INSTRUCTION:
Records follow. Select each line holding "تعريف".

GIVEN ENTRIES:
+---+

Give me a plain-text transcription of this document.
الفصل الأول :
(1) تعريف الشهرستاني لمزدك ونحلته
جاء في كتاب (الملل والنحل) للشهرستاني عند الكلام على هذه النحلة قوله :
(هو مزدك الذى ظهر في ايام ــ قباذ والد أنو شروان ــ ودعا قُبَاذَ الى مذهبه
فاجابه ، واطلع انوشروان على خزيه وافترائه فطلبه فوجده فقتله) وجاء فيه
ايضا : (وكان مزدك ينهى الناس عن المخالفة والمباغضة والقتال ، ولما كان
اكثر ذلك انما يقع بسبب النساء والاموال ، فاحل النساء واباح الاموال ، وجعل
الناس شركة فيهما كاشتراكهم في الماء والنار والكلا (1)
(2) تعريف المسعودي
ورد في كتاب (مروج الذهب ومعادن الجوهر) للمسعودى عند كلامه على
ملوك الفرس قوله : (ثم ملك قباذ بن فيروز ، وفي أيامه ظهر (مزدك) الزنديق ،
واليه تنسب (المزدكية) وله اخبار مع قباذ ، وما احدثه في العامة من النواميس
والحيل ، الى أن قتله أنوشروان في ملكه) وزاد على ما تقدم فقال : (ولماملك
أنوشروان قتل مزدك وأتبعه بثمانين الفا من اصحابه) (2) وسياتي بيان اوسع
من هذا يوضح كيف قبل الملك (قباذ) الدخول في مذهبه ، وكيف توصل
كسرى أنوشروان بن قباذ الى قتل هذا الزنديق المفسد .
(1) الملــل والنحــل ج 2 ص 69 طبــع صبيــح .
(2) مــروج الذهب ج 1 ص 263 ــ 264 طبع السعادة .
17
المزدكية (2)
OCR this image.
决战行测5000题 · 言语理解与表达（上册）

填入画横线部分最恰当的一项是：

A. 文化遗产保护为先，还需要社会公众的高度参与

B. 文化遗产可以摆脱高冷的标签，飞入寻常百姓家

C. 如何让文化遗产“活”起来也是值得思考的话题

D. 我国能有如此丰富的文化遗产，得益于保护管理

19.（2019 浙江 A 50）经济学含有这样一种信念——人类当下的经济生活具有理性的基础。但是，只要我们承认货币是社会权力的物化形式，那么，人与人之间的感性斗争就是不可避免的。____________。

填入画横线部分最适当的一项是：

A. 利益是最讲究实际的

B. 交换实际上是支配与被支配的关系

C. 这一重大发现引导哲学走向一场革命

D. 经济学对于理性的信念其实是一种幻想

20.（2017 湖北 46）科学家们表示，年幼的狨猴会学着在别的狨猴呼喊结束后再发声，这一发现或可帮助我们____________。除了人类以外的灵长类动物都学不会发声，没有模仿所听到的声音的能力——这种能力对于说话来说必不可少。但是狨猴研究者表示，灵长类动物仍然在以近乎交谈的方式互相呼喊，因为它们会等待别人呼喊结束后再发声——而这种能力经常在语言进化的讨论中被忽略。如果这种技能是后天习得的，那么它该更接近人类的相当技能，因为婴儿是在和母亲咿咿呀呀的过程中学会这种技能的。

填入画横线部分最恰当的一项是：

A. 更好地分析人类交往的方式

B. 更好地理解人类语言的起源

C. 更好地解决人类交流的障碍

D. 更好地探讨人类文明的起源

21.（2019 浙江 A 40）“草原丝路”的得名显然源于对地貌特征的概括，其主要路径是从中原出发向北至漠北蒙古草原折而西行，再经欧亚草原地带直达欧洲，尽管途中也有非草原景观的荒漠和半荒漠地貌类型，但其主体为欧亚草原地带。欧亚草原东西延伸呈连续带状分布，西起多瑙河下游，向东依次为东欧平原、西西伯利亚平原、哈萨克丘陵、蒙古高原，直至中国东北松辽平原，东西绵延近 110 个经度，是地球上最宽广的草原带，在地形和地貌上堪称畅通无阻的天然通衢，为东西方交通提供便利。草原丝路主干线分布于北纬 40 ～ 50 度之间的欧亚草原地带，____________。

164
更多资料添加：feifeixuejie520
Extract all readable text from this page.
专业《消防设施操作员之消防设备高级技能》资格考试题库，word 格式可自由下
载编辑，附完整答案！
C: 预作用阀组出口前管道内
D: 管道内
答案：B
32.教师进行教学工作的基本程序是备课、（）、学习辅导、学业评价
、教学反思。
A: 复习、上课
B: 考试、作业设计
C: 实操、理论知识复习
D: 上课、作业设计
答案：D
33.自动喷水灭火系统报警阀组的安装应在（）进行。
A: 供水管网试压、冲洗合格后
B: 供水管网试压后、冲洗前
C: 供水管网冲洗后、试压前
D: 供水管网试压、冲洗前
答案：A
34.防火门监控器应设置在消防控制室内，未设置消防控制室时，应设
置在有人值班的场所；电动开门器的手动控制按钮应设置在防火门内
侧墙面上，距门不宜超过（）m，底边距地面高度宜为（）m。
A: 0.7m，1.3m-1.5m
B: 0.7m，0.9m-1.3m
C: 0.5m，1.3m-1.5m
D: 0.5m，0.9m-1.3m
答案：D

+---+

TASK RESULT:
(1) تعريف الشهرستاني لمزدك ونحلته
(2) تعريف المسعودي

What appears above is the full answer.